* GIVEN PROBLEM: Tally the lines that include the word "恢复中华" and reply with nothing but the total.

* EXERCISE DATA:
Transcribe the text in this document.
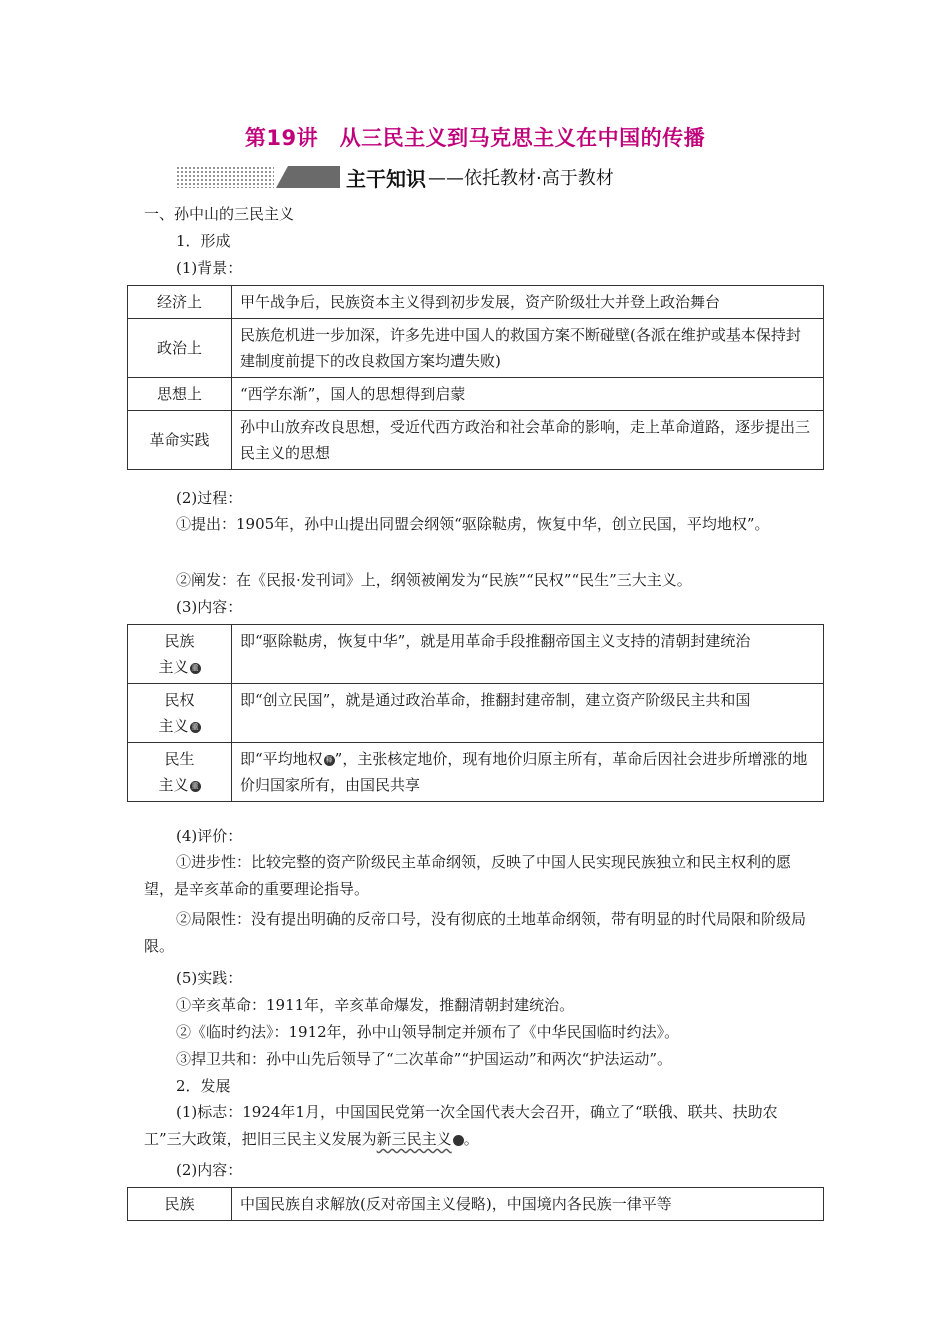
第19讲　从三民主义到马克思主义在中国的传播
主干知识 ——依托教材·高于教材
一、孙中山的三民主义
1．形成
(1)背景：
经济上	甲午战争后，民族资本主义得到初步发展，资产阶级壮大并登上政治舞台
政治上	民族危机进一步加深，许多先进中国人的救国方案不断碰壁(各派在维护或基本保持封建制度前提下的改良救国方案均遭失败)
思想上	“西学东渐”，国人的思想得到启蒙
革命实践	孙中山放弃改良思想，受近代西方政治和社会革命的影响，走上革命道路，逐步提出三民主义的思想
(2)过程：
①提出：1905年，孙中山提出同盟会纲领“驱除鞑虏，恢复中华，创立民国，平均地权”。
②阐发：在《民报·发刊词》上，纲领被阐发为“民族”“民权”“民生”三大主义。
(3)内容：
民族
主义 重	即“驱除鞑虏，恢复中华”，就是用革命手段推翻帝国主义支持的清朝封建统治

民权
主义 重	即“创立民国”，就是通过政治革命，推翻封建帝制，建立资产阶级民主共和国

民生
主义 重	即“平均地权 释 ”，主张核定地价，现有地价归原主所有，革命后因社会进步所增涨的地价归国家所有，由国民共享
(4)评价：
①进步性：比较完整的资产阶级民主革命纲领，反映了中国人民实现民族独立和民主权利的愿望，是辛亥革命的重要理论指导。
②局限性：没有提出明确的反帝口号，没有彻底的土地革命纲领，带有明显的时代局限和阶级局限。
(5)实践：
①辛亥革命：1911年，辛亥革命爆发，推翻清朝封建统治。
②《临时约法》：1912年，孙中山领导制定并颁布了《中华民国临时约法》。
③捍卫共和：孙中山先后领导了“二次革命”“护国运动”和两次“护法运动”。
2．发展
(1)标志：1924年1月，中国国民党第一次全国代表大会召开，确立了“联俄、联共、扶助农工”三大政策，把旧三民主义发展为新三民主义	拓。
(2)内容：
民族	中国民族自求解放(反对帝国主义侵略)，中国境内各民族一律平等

* EXERCISE RESULT: 2